** Begin PROVIDED TEXT **

Skip to main content

A simple library for normalizing and cleaning Persian text

Project description

Davat (دوات)

PyPI version Downloads License

A Python library for normalizing and cleaning Persian text. Composable, single-purpose functions that can be used individually or combined via a pipeline.

Installation

pip install davat

Quick start

from davat import clean

text = """
متنی برای برسی تابع تمیز کردن متن
که #هشتگ_ها را خیلی عاااااللللییییی!!!! تبدیل به متن عادی می‌کند!
منشن‌ها @mh_salari و لینک‌ها www.mh-salari.ir را حذف می‌کند.
حروف غیر فارسی  a b c d و اموجی‌ها :( 🐈‍ را حذف می‌کند
علائم دستوری/نگارشی ?!٫ را حذف نمی‌کند
و ...
http://localhost:8888
"""

print(clean(text))

clean() applies the default Persian pipeline (PERSIAN_STEPS): remove links, mentions, hashtags, emojis, normalize Persian text, fix repeated punctuation, strip non-Persian characters, and collapse extra spaces.

Normalize Persian text

from davat import normalize_persian

>>> normalize_persian("بِسْمِ اللَّهِ الرَّحْمنِ الرَّحِيمِ")
'بسم الله الرحمن الرحیم'

>>> normalize_persian("این یك متن تست است که حروف عربي ، کشیـــــده \n'اعداد 12345' و... دارد     که می خواهیم آن را نرمالایز کنیم .")
"این یک متن تست است که حروف عربی، کشیده\n«اعداد ۱۲۳۴۵» و …  دارد  که می‌خواهیم آن را نرمالایز کنیم."

** End PROVIDED TEXT **
** Begin SOURCE MATERIAL **

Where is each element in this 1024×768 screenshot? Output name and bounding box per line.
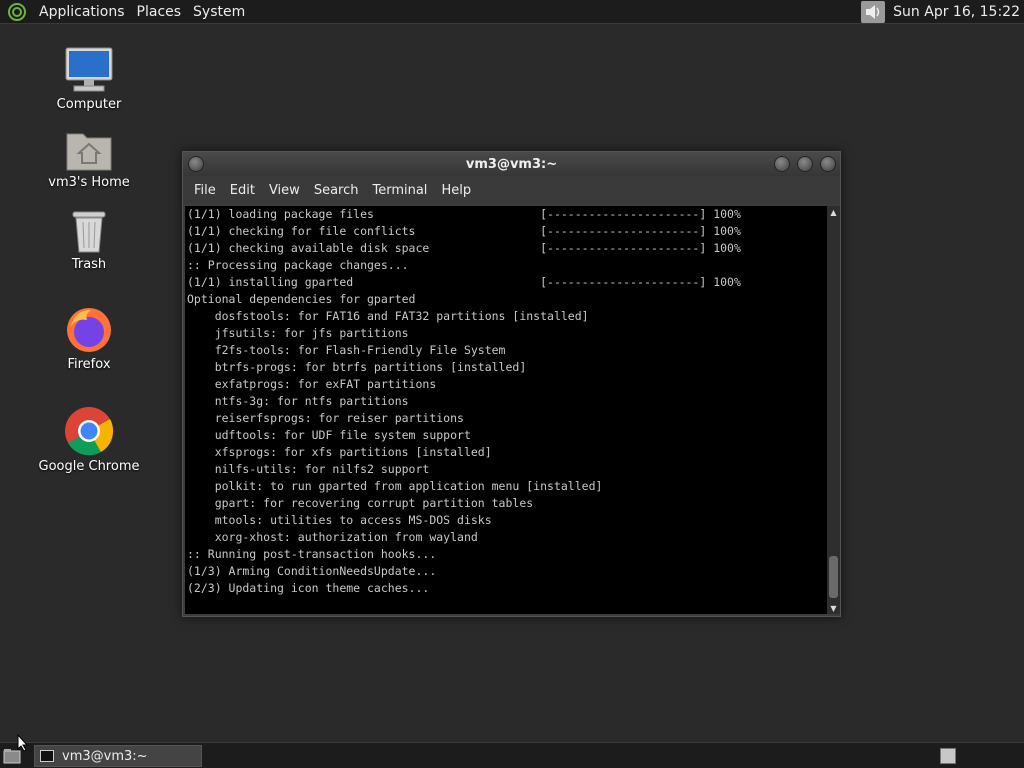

** End SOURCE MATERIAL **

*WHAT IS REQUIRED*. Write the next part of the Davat library description for Persian text, picking up right after its final line.

*TASK ANSWER*.
normalize_persian() handles: whitespace normalization, diacritic removal, keshide removal, Arabic-to-Persian character mapping, digit conversion, quotation normalization, ZWNJ fixes for common affixes (می/نمی, ها/های, تر/ترین, etc.), punctuation spacing, and repeated character collapse.

By default, exaggerated text like عاااللللییییی is collapsed to عالی (3+ repeated characters → single).

Dictionary-aware repeated character collapse

Set use_dictionary=True to enable dictionary-aware collapse using a bundled 453K Persian word list. This preserves legitimate doubled letters in words like الله, موسسه, تردد:

# Default (no dictionary): simple collapse, 3+ → single
>>> normalize_persian("اللله")
'اله'                     # loses the legitimate لل

# With dictionary: preserves legitimate doubles
>>> normalize_persian("اللله", use_dictionary=True)
'الله'                    # dictionary knows الله has لل

>>> normalize_persian("موسسسسسه", use_dictionary=True)
'موسسه'                   # dictionary knows موسسه has سس

>>> normalize_persian("تردددد", use_dictionary=True)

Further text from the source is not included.